┌────────

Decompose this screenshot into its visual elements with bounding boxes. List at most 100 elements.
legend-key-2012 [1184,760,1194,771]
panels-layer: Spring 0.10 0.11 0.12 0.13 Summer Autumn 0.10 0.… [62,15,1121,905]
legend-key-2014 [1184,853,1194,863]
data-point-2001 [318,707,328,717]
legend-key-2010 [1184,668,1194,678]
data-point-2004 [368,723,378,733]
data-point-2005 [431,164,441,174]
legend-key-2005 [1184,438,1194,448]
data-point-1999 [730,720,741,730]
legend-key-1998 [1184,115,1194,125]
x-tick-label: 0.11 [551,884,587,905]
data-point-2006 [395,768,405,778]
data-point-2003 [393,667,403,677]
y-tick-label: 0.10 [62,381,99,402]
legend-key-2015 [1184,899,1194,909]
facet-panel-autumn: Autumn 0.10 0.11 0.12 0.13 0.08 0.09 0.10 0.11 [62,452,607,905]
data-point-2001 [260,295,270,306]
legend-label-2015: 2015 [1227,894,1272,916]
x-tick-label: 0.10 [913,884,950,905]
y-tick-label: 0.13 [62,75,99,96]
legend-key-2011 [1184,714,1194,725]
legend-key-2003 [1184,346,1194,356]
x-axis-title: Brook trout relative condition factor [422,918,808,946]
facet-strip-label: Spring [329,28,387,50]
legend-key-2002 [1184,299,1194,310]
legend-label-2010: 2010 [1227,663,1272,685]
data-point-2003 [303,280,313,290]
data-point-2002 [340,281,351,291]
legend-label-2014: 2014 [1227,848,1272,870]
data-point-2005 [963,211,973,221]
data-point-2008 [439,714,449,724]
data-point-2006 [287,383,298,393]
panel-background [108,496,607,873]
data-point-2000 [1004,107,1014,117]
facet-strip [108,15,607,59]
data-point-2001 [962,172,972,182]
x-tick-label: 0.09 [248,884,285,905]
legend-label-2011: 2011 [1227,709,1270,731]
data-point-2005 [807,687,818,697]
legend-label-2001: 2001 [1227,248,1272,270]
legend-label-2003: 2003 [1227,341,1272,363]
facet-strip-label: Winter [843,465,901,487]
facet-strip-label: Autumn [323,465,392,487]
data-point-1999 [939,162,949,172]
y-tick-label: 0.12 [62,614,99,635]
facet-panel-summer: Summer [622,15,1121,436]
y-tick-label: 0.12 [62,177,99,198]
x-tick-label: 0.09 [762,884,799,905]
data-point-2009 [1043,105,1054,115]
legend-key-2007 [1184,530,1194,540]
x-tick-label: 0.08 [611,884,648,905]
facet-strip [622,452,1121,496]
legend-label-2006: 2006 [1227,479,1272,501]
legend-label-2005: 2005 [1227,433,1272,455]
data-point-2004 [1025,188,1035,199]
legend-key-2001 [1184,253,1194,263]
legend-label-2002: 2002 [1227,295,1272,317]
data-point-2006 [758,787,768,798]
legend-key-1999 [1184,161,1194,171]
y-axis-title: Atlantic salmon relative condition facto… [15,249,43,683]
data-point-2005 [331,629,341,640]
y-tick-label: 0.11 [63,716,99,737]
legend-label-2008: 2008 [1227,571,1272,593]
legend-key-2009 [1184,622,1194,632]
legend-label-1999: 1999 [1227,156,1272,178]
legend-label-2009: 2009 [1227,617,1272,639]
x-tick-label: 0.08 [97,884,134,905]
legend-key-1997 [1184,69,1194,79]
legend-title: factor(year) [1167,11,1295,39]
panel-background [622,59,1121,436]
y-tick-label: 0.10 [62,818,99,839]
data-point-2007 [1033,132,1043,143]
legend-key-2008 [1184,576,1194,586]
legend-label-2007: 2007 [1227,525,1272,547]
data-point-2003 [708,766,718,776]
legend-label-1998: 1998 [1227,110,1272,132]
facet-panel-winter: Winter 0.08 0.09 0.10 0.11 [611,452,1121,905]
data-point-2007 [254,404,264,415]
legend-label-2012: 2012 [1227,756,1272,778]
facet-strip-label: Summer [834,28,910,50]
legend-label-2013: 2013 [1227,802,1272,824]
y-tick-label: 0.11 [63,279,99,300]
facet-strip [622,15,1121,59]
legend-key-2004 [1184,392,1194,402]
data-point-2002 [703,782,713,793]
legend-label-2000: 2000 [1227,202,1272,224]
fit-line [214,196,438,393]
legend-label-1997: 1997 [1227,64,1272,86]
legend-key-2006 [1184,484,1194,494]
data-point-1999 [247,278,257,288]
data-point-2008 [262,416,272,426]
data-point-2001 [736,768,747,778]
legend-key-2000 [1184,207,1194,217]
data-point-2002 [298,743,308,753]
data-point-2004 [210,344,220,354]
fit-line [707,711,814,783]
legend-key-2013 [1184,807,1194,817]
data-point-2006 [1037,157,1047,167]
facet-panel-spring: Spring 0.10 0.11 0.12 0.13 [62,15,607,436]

└────────

Problem
Rename every "fit-line" in the entries above to "trend-line", keeping everything else in those lines the same.

Exercise response
Decompose this screenshot into its visual elements with bounding boxes. List at most 100 elements.
legend-key-2012 [1184,760,1194,771]
panels-layer: Spring 0.10 0.11 0.12 0.13 Summer Autumn 0.10 0.… [62,15,1121,905]
legend-key-2014 [1184,853,1194,863]
data-point-2001 [318,707,328,717]
legend-key-2010 [1184,668,1194,678]
data-point-2004 [368,723,378,733]
data-point-2005 [431,164,441,174]
legend-key-2005 [1184,438,1194,448]
data-point-1999 [730,720,741,730]
legend-key-1998 [1184,115,1194,125]
x-tick-label: 0.11 [551,884,587,905]
data-point-2006 [395,768,405,778]
data-point-2003 [393,667,403,677]
y-tick-label: 0.10 [62,381,99,402]
legend-key-2015 [1184,899,1194,909]
facet-panel-autumn: Autumn 0.10 0.11 0.12 0.13 0.08 0.09 0.10 0.11 [62,452,607,905]
data-point-2001 [260,295,270,306]
legend-label-2015: 2015 [1227,894,1272,916]
x-tick-label: 0.10 [913,884,950,905]
y-tick-label: 0.13 [62,75,99,96]
legend-key-2011 [1184,714,1194,725]
legend-key-2003 [1184,346,1194,356]
x-axis-title: Brook trout relative condition factor [422,918,808,946]
facet-strip-label: Spring [329,28,387,50]
legend-key-2002 [1184,299,1194,310]
legend-label-2010: 2010 [1227,663,1272,685]
data-point-2003 [303,280,313,290]
data-point-2002 [340,281,351,291]
legend-label-2014: 2014 [1227,848,1272,870]
data-point-2005 [963,211,973,221]
data-point-2008 [439,714,449,724]
data-point-2006 [287,383,298,393]
panel-background [108,496,607,873]
data-point-2000 [1004,107,1014,117]
facet-strip [108,15,607,59]
data-point-2001 [962,172,972,182]
x-tick-label: 0.09 [248,884,285,905]
legend-label-2011: 2011 [1227,709,1270,731]
data-point-2005 [807,687,818,697]
legend-label-2001: 2001 [1227,248,1272,270]
legend-label-2003: 2003 [1227,341,1272,363]
facet-strip-label: Winter [843,465,901,487]
facet-strip-label: Autumn [323,465,392,487]
data-point-1999 [939,162,949,172]
y-tick-label: 0.12 [62,614,99,635]
facet-panel-summer: Summer [622,15,1121,436]
y-tick-label: 0.12 [62,177,99,198]
x-tick-label: 0.09 [762,884,799,905]
data-point-2009 [1043,105,1054,115]
legend-key-2007 [1184,530,1194,540]
x-tick-label: 0.08 [611,884,648,905]
facet-strip [622,452,1121,496]
legend-label-2006: 2006 [1227,479,1272,501]
legend-label-2005: 2005 [1227,433,1272,455]
data-point-2004 [1025,188,1035,199]
legend-key-2001 [1184,253,1194,263]
legend-label-2002: 2002 [1227,295,1272,317]
data-point-2006 [758,787,768,798]
legend-key-1999 [1184,161,1194,171]
y-axis-title: Atlantic salmon relative condition facto… [15,249,43,683]
data-point-2005 [331,629,341,640]
y-tick-label: 0.11 [63,716,99,737]
legend-label-2008: 2008 [1227,571,1272,593]
legend-key-2009 [1184,622,1194,632]
legend-label-1999: 1999 [1227,156,1272,178]
legend-label-2009: 2009 [1227,617,1272,639]
x-tick-label: 0.08 [97,884,134,905]
legend-key-1997 [1184,69,1194,79]
legend-title: factor(year) [1167,11,1295,39]
panel-background [622,59,1121,436]
y-tick-label: 0.10 [62,818,99,839]
data-point-2007 [1033,132,1043,143]
legend-key-2008 [1184,576,1194,586]
legend-label-2007: 2007 [1227,525,1272,547]
data-point-2003 [708,766,718,776]
legend-label-1998: 1998 [1227,110,1272,132]
facet-panel-winter: Winter 0.08 0.09 0.10 0.11 [611,452,1121,905]
data-point-2007 [254,404,264,415]
legend-label-2012: 2012 [1227,756,1272,778]
facet-strip-label: Summer [834,28,910,50]
legend-label-2013: 2013 [1227,802,1272,824]
y-tick-label: 0.11 [63,279,99,300]
facet-strip [622,15,1121,59]
legend-key-2004 [1184,392,1194,402]
data-point-2002 [703,782,713,793]
legend-label-2000: 2000 [1227,202,1272,224]
trend-line [214,196,438,393]
legend-label-1997: 1997 [1227,64,1272,86]
legend-key-2006 [1184,484,1194,494]
data-point-1999 [247,278,257,288]
data-point-2008 [262,416,272,426]
data-point-2001 [736,768,747,778]
legend-key-2000 [1184,207,1194,217]
data-point-2002 [298,743,308,753]
data-point-2004 [210,344,220,354]
trend-line [707,711,814,783]
legend-key-2013 [1184,807,1194,817]
data-point-2006 [1037,157,1047,167]
facet-panel-spring: Spring 0.10 0.11 0.12 0.13 [62,15,607,436]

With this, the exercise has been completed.